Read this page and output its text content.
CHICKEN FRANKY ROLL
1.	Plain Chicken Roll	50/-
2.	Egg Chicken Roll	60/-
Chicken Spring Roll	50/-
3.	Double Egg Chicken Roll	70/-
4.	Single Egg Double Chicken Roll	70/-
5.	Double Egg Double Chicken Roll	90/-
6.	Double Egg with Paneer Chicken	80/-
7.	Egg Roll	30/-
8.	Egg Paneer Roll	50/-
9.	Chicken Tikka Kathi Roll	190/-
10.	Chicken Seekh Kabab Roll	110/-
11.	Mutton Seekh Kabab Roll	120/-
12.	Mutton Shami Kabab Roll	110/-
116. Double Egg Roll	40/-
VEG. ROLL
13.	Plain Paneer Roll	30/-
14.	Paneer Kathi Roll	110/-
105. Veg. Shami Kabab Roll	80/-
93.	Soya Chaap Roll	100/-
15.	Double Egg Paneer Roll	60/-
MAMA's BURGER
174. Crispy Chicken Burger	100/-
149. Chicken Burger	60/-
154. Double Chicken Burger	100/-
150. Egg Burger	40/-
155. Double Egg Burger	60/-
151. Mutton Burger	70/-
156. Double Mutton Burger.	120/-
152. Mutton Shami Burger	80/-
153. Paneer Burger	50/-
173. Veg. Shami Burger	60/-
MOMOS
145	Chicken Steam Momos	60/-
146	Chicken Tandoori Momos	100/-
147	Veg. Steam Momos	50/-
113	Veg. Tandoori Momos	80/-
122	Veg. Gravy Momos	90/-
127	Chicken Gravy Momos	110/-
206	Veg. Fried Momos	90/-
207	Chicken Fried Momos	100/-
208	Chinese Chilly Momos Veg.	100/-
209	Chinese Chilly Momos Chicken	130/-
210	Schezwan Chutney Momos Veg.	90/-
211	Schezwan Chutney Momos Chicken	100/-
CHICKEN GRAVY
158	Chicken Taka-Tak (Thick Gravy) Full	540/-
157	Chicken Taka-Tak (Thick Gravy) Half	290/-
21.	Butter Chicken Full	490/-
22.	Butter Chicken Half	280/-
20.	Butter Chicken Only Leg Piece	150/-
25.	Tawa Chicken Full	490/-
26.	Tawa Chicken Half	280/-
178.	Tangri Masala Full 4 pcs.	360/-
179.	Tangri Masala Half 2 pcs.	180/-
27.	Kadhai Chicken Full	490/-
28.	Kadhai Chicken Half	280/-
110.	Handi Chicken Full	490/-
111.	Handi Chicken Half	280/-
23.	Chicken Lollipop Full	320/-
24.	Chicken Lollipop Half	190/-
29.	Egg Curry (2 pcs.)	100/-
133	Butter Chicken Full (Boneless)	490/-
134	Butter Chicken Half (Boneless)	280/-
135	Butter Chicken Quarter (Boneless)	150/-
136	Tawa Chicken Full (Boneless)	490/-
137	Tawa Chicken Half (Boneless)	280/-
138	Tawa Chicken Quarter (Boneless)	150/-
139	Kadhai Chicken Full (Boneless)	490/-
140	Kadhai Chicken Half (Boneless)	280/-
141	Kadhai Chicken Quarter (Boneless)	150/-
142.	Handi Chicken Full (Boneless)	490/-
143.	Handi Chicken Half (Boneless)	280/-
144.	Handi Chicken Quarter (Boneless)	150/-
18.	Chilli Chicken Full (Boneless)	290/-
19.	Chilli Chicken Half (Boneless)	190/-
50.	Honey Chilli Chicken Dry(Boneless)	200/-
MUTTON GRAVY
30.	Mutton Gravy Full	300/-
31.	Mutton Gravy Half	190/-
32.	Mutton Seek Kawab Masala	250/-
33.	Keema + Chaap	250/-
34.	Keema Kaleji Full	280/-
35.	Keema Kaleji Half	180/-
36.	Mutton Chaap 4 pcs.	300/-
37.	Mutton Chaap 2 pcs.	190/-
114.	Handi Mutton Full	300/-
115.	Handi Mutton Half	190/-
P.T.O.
+ + +
The records above should be duplicated in full, exactly as given.

**Output:**
Read this page and output its text content.
CHICKEN FRANKY ROLL
1.	Plain Chicken Roll	50/-
2.	Egg Chicken Roll	60/-
Chicken Spring Roll	50/-
3.	Double Egg Chicken Roll	70/-
4.	Single Egg Double Chicken Roll	70/-
5.	Double Egg Double Chicken Roll	90/-
6.	Double Egg with Paneer Chicken	80/-
7.	Egg Roll	30/-
8.	Egg Paneer Roll	50/-
9.	Chicken Tikka Kathi Roll	190/-
10.	Chicken Seekh Kabab Roll	110/-
11.	Mutton Seekh Kabab Roll	120/-
12.	Mutton Shami Kabab Roll	110/-
116. Double Egg Roll	40/-
VEG. ROLL
13.	Plain Paneer Roll	30/-
14.	Paneer Kathi Roll	110/-
105. Veg. Shami Kabab Roll	80/-
93.	Soya Chaap Roll	100/-
15.	Double Egg Paneer Roll	60/-
MAMA's BURGER
174. Crispy Chicken Burger	100/-
149. Chicken Burger	60/-
154. Double Chicken Burger	100/-
150. Egg Burger	40/-
155. Double Egg Burger	60/-
151. Mutton Burger	70/-
156. Double Mutton Burger.	120/-
152. Mutton Shami Burger	80/-
153. Paneer Burger	50/-
173. Veg. Shami Burger	60/-
MOMOS
145	Chicken Steam Momos	60/-
146	Chicken Tandoori Momos	100/-
147	Veg. Steam Momos	50/-
113	Veg. Tandoori Momos	80/-
122	Veg. Gravy Momos	90/-
127	Chicken Gravy Momos	110/-
206	Veg. Fried Momos	90/-
207	Chicken Fried Momos	100/-
208	Chinese Chilly Momos Veg.	100/-
209	Chinese Chilly Momos Chicken	130/-
210	Schezwan Chutney Momos Veg.	90/-
211	Schezwan Chutney Momos Chicken	100/-
CHICKEN GRAVY
158	Chicken Taka-Tak (Thick Gravy) Full	540/-
157	Chicken Taka-Tak (Thick Gravy) Half	290/-
21.	Butter Chicken Full	490/-
22.	Butter Chicken Half	280/-
20.	Butter Chicken Only Leg Piece	150/-
25.	Tawa Chicken Full	490/-
26.	Tawa Chicken Half	280/-
178.	Tangri Masala Full 4 pcs.	360/-
179.	Tangri Masala Half 2 pcs.	180/-
27.	Kadhai Chicken Full	490/-
28.	Kadhai Chicken Half	280/-
110.	Handi Chicken Full	490/-
111.	Handi Chicken Half	280/-
23.	Chicken Lollipop Full	320/-
24.	Chicken Lollipop Half	190/-
29.	Egg Curry (2 pcs.)	100/-
133	Butter Chicken Full (Boneless)	490/-
134	Butter Chicken Half (Boneless)	280/-
135	Butter Chicken Quarter (Boneless)	150/-
136	Tawa Chicken Full (Boneless)	490/-
137	Tawa Chicken Half (Boneless)	280/-
138	Tawa Chicken Quarter (Boneless)	150/-
139	Kadhai Chicken Full (Boneless)	490/-
140	Kadhai Chicken Half (Boneless)	280/-
141	Kadhai Chicken Quarter (Boneless)	150/-
142.	Handi Chicken Full (Boneless)	490/-
143.	Handi Chicken Half (Boneless)	280/-
144.	Handi Chicken Quarter (Boneless)	150/-
18.	Chilli Chicken Full (Boneless)	290/-
19.	Chilli Chicken Half (Boneless)	190/-
50.	Honey Chilli Chicken Dry(Boneless)	200/-
MUTTON GRAVY
30.	Mutton Gravy Full	300/-
31.	Mutton Gravy Half	190/-
32.	Mutton Seek Kawab Masala	250/-
33.	Keema + Chaap	250/-
34.	Keema Kaleji Full	280/-
35.	Keema Kaleji Half	180/-
36.	Mutton Chaap 4 pcs.	300/-
37.	Mutton Chaap 2 pcs.	190/-
114.	Handi Mutton Full	300/-
115.	Handi Mutton Half	190/-
P.T.O.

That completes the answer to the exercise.